**Exercise task:**
Copy out the lines that have "Soruların" in them.

[Records contained in a dataset]
════════════════

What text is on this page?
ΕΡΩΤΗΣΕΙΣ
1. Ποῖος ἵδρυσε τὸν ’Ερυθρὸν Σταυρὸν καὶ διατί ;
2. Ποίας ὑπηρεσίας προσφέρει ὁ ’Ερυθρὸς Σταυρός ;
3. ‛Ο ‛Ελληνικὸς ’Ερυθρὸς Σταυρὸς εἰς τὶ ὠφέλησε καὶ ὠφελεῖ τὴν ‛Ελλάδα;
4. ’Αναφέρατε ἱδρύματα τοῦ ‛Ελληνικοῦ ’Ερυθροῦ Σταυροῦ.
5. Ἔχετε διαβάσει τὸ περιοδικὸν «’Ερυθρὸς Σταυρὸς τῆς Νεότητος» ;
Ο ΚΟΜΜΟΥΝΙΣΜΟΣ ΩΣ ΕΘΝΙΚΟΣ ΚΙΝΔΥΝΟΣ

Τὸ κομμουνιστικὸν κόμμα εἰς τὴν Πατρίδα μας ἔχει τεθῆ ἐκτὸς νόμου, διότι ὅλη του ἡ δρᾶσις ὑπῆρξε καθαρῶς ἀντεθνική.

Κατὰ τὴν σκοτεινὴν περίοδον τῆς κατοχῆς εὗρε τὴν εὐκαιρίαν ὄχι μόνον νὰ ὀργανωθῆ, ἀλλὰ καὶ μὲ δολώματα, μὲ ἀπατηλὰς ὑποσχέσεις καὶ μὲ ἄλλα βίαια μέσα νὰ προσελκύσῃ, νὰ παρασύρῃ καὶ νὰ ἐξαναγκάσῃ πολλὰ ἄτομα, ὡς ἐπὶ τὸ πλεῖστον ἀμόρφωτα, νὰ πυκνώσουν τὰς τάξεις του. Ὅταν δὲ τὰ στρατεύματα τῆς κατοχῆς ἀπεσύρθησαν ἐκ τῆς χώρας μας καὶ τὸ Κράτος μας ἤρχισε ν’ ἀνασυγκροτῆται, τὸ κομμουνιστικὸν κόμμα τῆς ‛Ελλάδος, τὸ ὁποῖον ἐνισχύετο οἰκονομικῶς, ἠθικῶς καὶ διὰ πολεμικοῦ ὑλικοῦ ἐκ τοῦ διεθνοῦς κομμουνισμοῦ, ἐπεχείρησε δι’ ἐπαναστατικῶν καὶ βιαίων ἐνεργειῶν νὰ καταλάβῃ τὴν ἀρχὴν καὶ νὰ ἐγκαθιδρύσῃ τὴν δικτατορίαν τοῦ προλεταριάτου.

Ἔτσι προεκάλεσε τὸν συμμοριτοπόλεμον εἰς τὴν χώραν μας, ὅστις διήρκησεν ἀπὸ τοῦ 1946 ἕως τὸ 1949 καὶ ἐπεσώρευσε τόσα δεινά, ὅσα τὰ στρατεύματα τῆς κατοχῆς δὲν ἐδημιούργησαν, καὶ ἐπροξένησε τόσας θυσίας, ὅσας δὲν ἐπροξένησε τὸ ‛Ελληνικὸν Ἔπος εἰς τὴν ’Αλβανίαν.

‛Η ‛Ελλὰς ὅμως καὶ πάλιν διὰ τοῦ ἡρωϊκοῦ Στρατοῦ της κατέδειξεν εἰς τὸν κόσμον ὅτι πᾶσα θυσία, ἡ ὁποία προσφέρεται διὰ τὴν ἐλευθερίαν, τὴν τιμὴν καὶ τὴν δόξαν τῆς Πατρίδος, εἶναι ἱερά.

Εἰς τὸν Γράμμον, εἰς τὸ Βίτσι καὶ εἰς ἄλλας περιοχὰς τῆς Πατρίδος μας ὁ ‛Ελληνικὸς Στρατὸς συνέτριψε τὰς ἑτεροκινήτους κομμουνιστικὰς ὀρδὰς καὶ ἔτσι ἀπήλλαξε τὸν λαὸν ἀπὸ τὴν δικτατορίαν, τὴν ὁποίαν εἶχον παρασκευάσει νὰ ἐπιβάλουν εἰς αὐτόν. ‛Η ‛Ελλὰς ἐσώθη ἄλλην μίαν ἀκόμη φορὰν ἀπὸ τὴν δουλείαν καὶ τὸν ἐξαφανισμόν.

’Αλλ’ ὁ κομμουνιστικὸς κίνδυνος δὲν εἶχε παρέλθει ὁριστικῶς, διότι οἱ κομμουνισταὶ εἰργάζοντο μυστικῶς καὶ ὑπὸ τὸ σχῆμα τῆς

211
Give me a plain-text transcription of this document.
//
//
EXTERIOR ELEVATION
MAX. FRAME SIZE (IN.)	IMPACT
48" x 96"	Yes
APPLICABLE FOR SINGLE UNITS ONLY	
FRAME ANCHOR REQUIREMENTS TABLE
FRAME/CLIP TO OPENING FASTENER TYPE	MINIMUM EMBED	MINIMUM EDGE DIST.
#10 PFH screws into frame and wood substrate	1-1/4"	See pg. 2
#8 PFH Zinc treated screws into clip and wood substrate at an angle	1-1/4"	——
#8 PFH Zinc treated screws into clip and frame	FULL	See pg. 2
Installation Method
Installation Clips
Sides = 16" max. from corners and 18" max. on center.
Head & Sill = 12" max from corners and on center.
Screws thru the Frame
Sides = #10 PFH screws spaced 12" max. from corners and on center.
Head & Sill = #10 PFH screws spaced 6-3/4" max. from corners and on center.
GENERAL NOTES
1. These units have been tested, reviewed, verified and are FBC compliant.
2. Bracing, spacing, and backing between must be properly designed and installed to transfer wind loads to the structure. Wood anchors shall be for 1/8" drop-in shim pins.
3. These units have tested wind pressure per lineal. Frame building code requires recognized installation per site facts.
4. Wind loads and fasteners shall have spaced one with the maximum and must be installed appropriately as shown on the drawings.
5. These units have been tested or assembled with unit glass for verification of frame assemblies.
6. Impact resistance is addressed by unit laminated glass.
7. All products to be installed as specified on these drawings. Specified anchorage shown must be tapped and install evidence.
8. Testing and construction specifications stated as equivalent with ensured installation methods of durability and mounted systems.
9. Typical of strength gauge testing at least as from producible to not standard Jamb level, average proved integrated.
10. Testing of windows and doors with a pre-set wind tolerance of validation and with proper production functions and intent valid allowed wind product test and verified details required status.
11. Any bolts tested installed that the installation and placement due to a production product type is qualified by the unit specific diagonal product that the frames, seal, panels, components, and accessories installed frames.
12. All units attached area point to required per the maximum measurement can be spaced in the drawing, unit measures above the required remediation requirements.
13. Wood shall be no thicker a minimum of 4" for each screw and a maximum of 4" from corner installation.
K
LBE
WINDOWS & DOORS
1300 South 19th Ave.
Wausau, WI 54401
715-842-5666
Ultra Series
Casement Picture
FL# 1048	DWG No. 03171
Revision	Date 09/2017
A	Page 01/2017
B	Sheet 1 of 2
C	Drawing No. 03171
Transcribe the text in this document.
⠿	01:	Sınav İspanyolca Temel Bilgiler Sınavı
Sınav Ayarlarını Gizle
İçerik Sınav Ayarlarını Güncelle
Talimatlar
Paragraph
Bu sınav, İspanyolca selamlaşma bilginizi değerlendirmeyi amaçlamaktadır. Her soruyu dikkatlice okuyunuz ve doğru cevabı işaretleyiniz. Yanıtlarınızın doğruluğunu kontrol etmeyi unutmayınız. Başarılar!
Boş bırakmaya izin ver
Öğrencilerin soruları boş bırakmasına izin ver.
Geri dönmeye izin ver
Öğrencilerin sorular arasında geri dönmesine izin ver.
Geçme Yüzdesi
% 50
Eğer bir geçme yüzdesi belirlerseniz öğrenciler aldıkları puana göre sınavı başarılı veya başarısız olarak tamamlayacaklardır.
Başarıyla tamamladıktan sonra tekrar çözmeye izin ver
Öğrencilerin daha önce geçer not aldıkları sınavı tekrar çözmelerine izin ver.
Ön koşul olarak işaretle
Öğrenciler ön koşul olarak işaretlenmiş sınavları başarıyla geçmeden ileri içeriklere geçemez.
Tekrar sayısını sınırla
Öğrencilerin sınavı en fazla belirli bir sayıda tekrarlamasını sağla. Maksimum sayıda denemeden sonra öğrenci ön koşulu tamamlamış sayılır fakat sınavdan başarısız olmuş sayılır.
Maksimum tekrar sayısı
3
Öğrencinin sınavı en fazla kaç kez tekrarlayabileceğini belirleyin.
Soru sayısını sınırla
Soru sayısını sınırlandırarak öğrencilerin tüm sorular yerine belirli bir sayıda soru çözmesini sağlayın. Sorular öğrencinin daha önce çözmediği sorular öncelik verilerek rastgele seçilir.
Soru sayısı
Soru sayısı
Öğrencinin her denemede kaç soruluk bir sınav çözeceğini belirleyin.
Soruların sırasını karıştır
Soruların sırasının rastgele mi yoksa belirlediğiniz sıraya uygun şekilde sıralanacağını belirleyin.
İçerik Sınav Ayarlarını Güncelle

════════════════

**Answer to this exercise:**
Soruların sırasını karıştır
Soruların sırasının rastgele mi yoksa belirlediğiniz sıraya uygun şekilde sıralanacağını belirleyin.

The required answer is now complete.